[start]

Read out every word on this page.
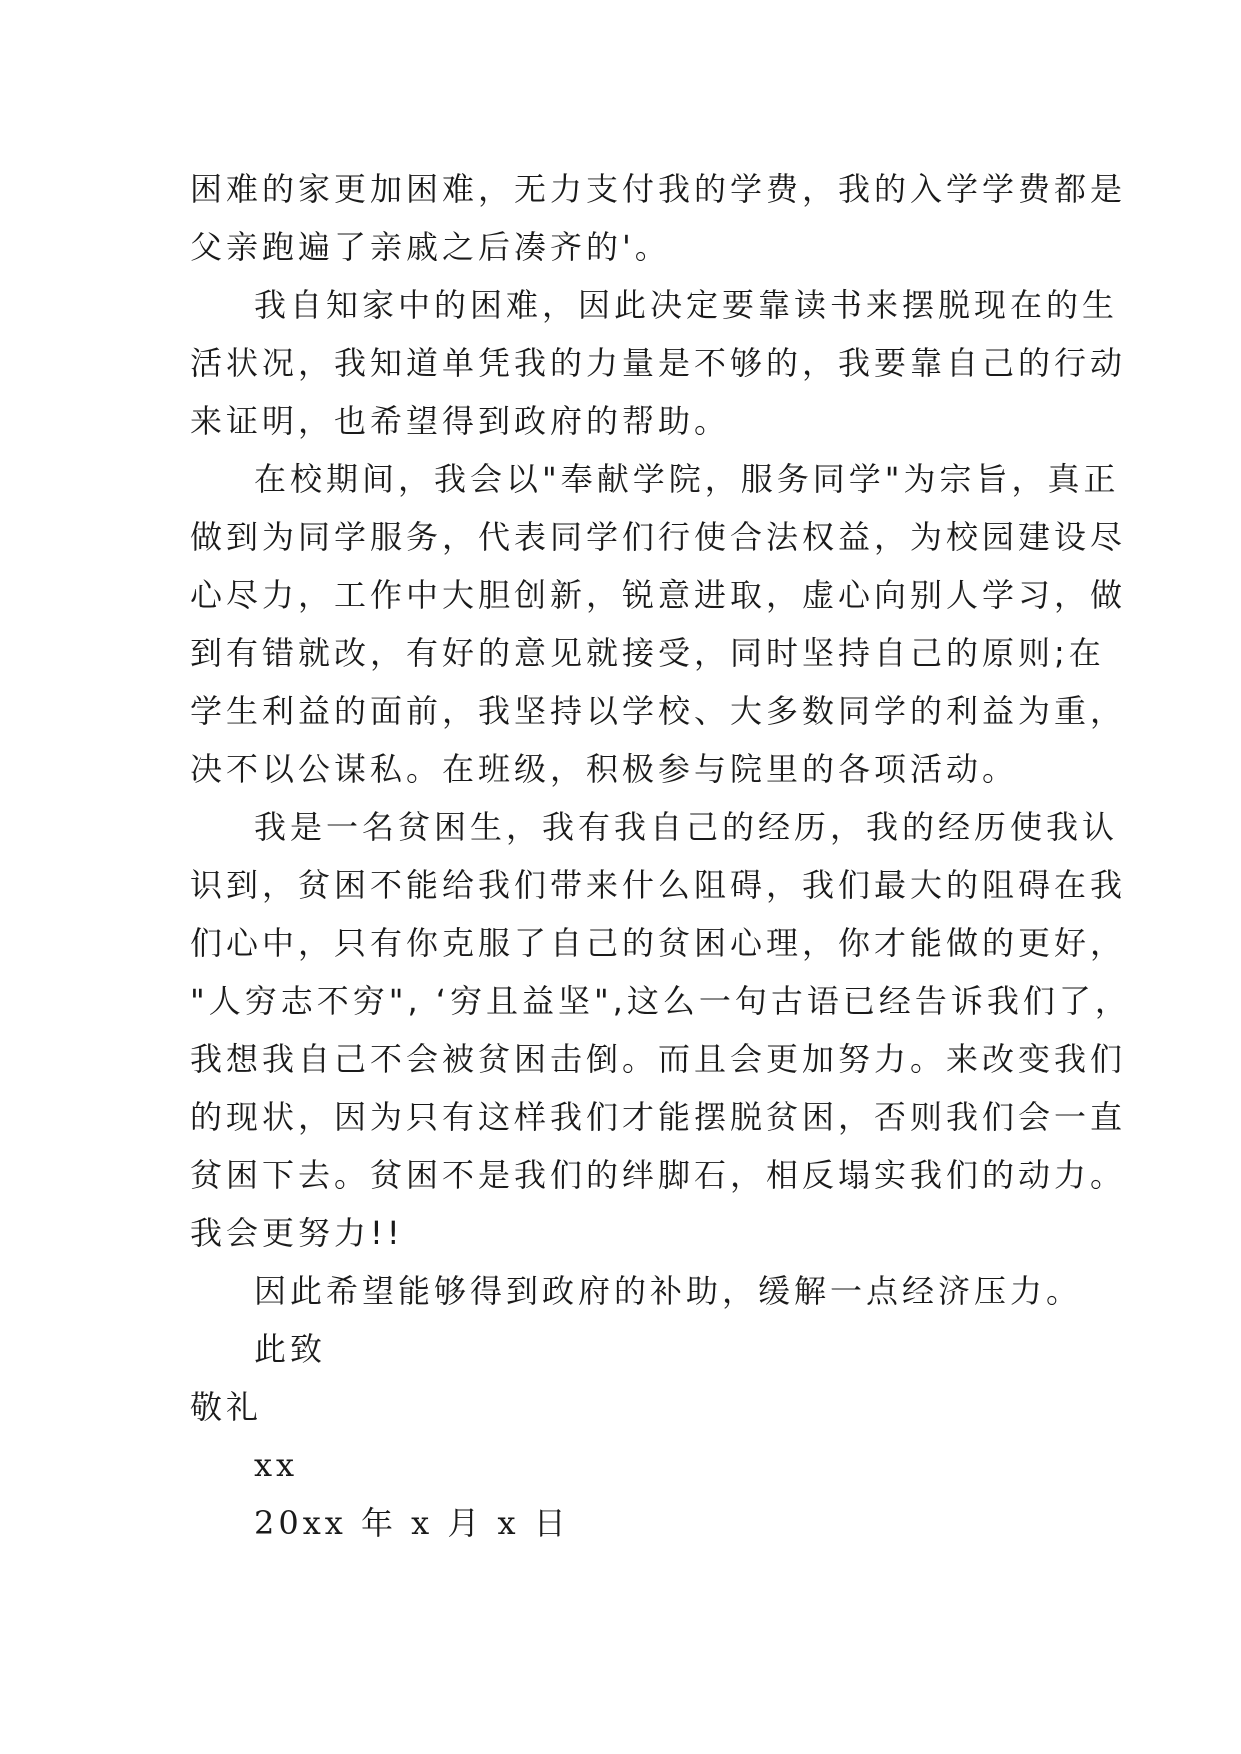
困难的家更加困难，无力支付我的学费，我的入学学费都是
父亲跑遍了亲戚之后凑齐的'。
我自知家中的困难，因此决定要靠读书来摆脱现在的生
活状况，我知道单凭我的力量是不够的，我要靠自己的行动
来证明，也希望得到政府的帮助。
在校期间，我会以"奉献学院，服务同学"为宗旨，真正
做到为同学服务，代表同学们行使合法权益，为校园建设尽
心尽力，工作中大胆创新，锐意进取，虚心向别人学习，做
到有错就改，有好的意见就接受，同时坚持自己的原则;在
学生利益的面前，我坚持以学校、大多数同学的利益为重，
决不以公谋私。在班级，积极参与院里的各项活动。
我是一名贫困生，我有我自己的经历，我的经历使我认
识到，贫困不能给我们带来什么阻碍，我们最大的阻碍在我
们心中，只有你克服了自己的贫困心理，你才能做的更好，
"人穷志不穷", ‘穷且益坚",这么一句古语已经告诉我们了，
我想我自己不会被贫困击倒。而且会更加努力。来改变我们
的现状，因为只有这样我们才能摆脱贫困，否则我们会一直
贫困下去。贫困不是我们的绊脚石，相反塌实我们的动力。
我会更努力!!
因此希望能够得到政府的补助，缓解一点经济压力。
此致
敬礼
xx
20xx 年 x 月 x 日
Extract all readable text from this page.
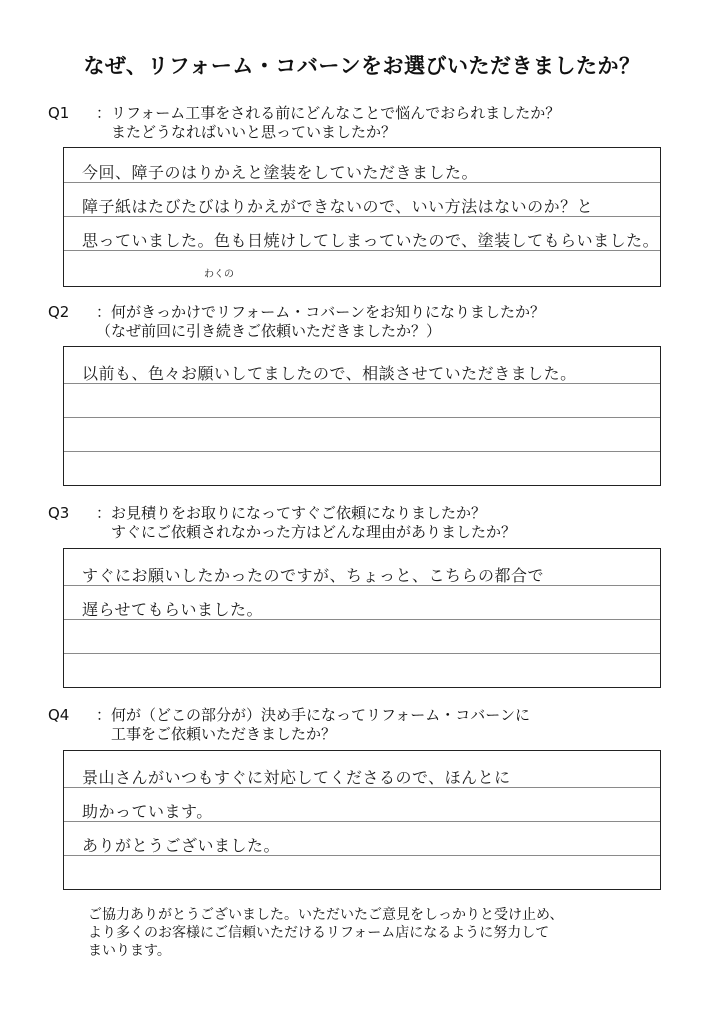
なぜ、リフォーム・コバーンをお選びいただきましたか？
Q1 ：リフォーム工事をされる前にどんなことで悩んでおられましたか？
　またどうなればいいと思っていましたか？
今回、障子のはりかえと塗装をしていただきました。
障子紙はたびたびはりかえができないので、いい方法はないのか？と
思っていました。色も日焼けしてしまっていたので、塗装してもらいました。
わくの
Q2 ：何がきっかけでリフォーム・コバーンをお知りになりましたか？
（なぜ前回に引き続きご依頼いただきましたか？）
以前も、色々お願いしてましたので、相談させていただきました。
Q3 ：お見積りをお取りになってすぐご依頼になりましたか？
　すぐにご依頼されなかった方はどんな理由がありましたか？
すぐにお願いしたかったのですが、ちょっと、こちらの都合で
遅らせてもらいました。
Q4 ：何が（どこの部分が）決め手になってリフォーム・コバーンに
　工事をご依頼いただきましたか？
景山さんがいつもすぐに対応してくださるので、ほんとに
助かっています。
ありがとうございました。
ご協力ありがとうございました。いただいたご意見をしっかりと受け止め、
より多くのお客様にご信頼いただけるリフォーム店になるように努力して
まいります。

[end]

Find every line of the data that holds the string "page", then say how many there are and nothing else.

**Reply to the task**:
2